### DATA SHOWN
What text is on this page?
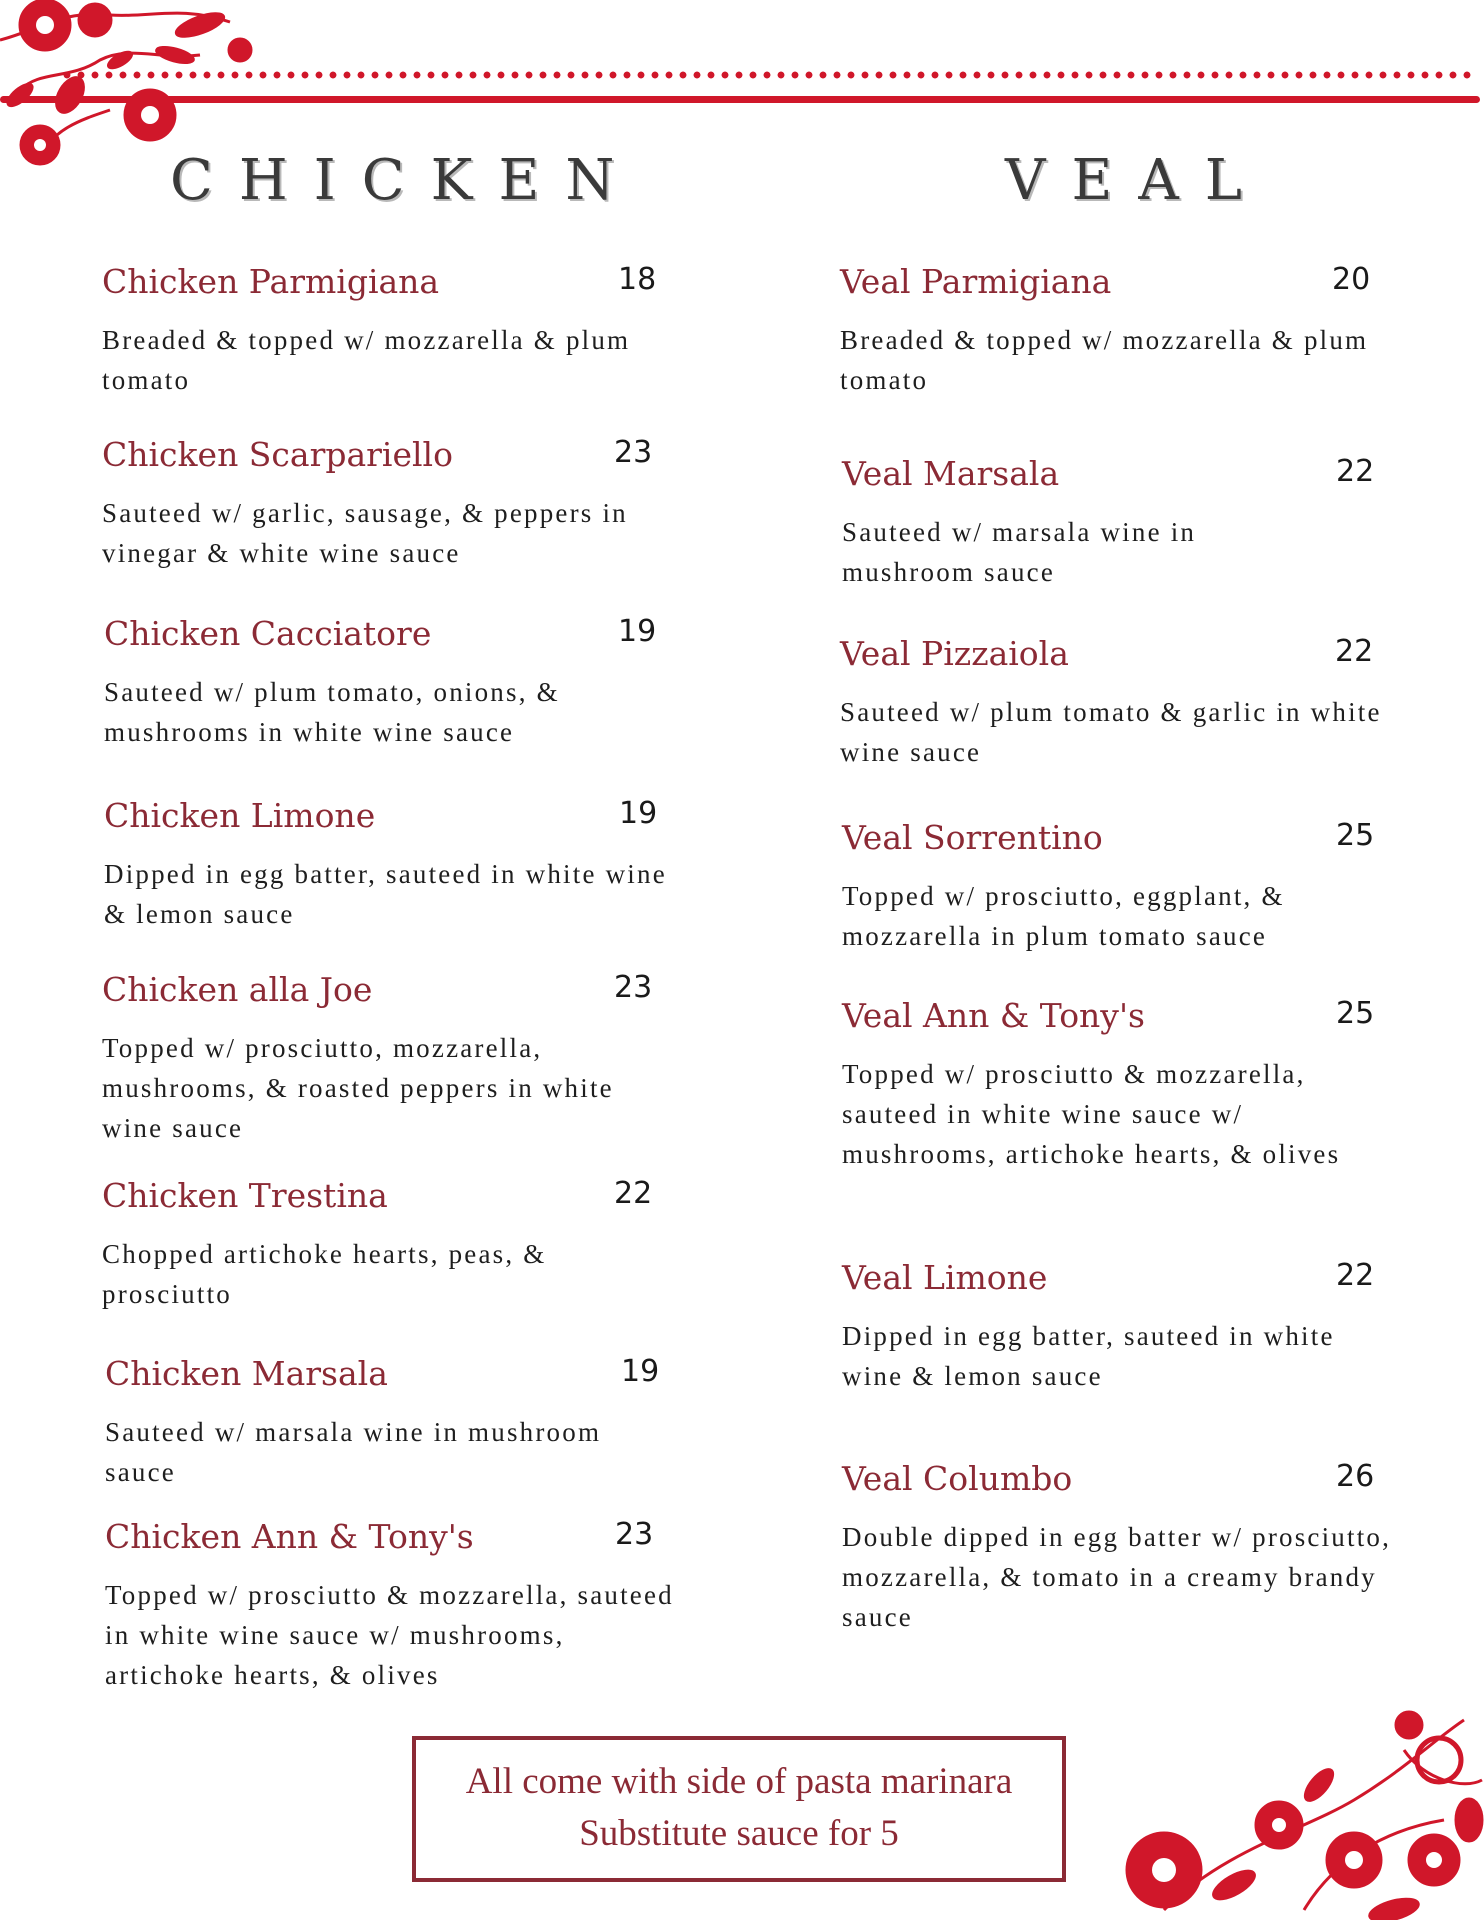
CHICKEN	VEAL
Chicken Parmigiana	18
Breaded & topped w/ mozzarella & plum tomato
Chicken Scarpariello	23
Sauteed w/ garlic, sausage, & peppers in vinegar & white wine sauce
Chicken Cacciatore	19
Sauteed w/ plum tomato, onions, & mushrooms in white wine sauce
Chicken Limone	19
Dipped in egg batter, sauteed in white wine & lemon sauce
Chicken alla Joe	23
Topped w/ prosciutto, mozzarella, mushrooms, & roasted peppers in white wine sauce
Chicken Trestina	22
Chopped artichoke hearts, peas, & prosciutto
Chicken Marsala	19
Sauteed w/ marsala wine in mushroom sauce
Chicken Ann & Tony's	23
Topped w/ prosciutto & mozzarella, sauteed in white wine sauce w/ mushrooms, artichoke hearts, & olives
Veal Parmigiana	20
Breaded & topped w/ mozzarella & plum tomato
Veal Marsala	22
Sauteed w/ marsala wine in mushroom sauce
Veal Pizzaiola	22
Sauteed w/ plum tomato & garlic in white wine sauce
Veal Sorrentino	25
Topped w/ prosciutto, eggplant, & mozzarella in plum tomato sauce
Veal Ann & Tony's	25
Topped w/ prosciutto & mozzarella, sauteed in white wine sauce w/ mushrooms, artichoke hearts, & olives
Veal Limone	22
Dipped in egg batter, sauteed in white wine & lemon sauce
Veal Columbo	26
Double dipped in egg batter w/ prosciutto, mozzarella, & tomato in a creamy brandy sauce
All come with side of pasta marinara
Substitute sauce for 5
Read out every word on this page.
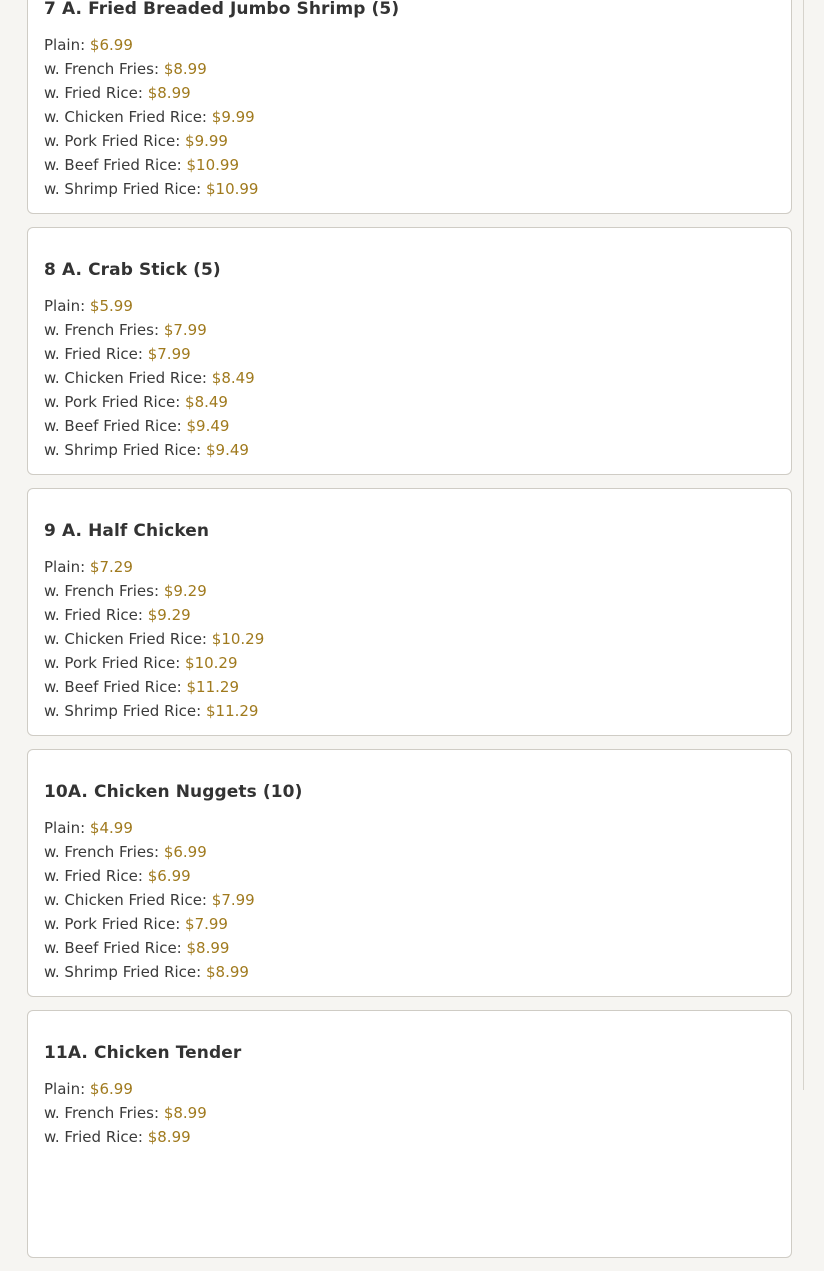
7 A. Fried Breaded Jumbo Shrimp (5)
Plain: $6.99
w. French Fries: $8.99
w. Fried Rice: $8.99
w. Chicken Fried Rice: $9.99
w. Pork Fried Rice: $9.99
w. Beef Fried Rice: $10.99
w. Shrimp Fried Rice: $10.99
8 A. Crab Stick (5)
Plain: $5.99
w. French Fries: $7.99
w. Fried Rice: $7.99
w. Chicken Fried Rice: $8.49
w. Pork Fried Rice: $8.49
w. Beef Fried Rice: $9.49
w. Shrimp Fried Rice: $9.49
9 A. Half Chicken
Plain: $7.29
w. French Fries: $9.29
w. Fried Rice: $9.29
w. Chicken Fried Rice: $10.29
w. Pork Fried Rice: $10.29
w. Beef Fried Rice: $11.29
w. Shrimp Fried Rice: $11.29
10A. Chicken Nuggets (10)
Plain: $4.99
w. French Fries: $6.99
w. Fried Rice: $6.99
w. Chicken Fried Rice: $7.99
w. Pork Fried Rice: $7.99
w. Beef Fried Rice: $8.99
w. Shrimp Fried Rice: $8.99
11A. Chicken Tender
Plain: $6.99
w. French Fries: $8.99
w. Fried Rice: $8.99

### PROMPT
Using the data above, print every line exactly, omitting pictures.

### THE OUTPUT
What text is on this page?
CHICKEN	VEAL
Chicken Parmigiana	18
Breaded & topped w/ mozzarella & plum tomato
Chicken Scarpariello	23
Sauteed w/ garlic, sausage, & peppers in vinegar & white wine sauce
Chicken Cacciatore	19
Sauteed w/ plum tomato, onions, & mushrooms in white wine sauce
Chicken Limone	19
Dipped in egg batter, sauteed in white wine & lemon sauce
Chicken alla Joe	23
Topped w/ prosciutto, mozzarella, mushrooms, & roasted peppers in white wine sauce
Chicken Trestina	22
Chopped artichoke hearts, peas, & prosciutto
Chicken Marsala	19
Sauteed w/ marsala wine in mushroom sauce
Chicken Ann & Tony's	23
Topped w/ prosciutto & mozzarella, sauteed in white wine sauce w/ mushrooms, artichoke hearts, & olives
Veal Parmigiana	20
Breaded & topped w/ mozzarella & plum tomato
Veal Marsala	22
Sauteed w/ marsala wine in mushroom sauce
Veal Pizzaiola	22
Sauteed w/ plum tomato & garlic in white wine sauce
Veal Sorrentino	25
Topped w/ prosciutto, eggplant, & mozzarella in plum tomato sauce
Veal Ann & Tony's	25
Topped w/ prosciutto & mozzarella, sauteed in white wine sauce w/ mushrooms, artichoke hearts, & olives
Veal Limone	22
Dipped in egg batter, sauteed in white wine & lemon sauce
Veal Columbo	26
Double dipped in egg batter w/ prosciutto, mozzarella, & tomato in a creamy brandy sauce
All come with side of pasta marinara
Substitute sauce for 5
Read out every word on this page.
7 A. Fried Breaded Jumbo Shrimp (5)
Plain: $6.99
w. French Fries: $8.99
w. Fried Rice: $8.99
w. Chicken Fried Rice: $9.99
w. Pork Fried Rice: $9.99
w. Beef Fried Rice: $10.99
w. Shrimp Fried Rice: $10.99
8 A. Crab Stick (5)
Plain: $5.99
w. French Fries: $7.99
w. Fried Rice: $7.99
w. Chicken Fried Rice: $8.49
w. Pork Fried Rice: $8.49
w. Beef Fried Rice: $9.49
w. Shrimp Fried Rice: $9.49
9 A. Half Chicken
Plain: $7.29
w. French Fries: $9.29
w. Fried Rice: $9.29
w. Chicken Fried Rice: $10.29
w. Pork Fried Rice: $10.29
w. Beef Fried Rice: $11.29
w. Shrimp Fried Rice: $11.29
10A. Chicken Nuggets (10)
Plain: $4.99
w. French Fries: $6.99
w. Fried Rice: $6.99
w. Chicken Fried Rice: $7.99
w. Pork Fried Rice: $7.99
w. Beef Fried Rice: $8.99
w. Shrimp Fried Rice: $8.99
11A. Chicken Tender
Plain: $6.99
w. French Fries: $8.99
w. Fried Rice: $8.99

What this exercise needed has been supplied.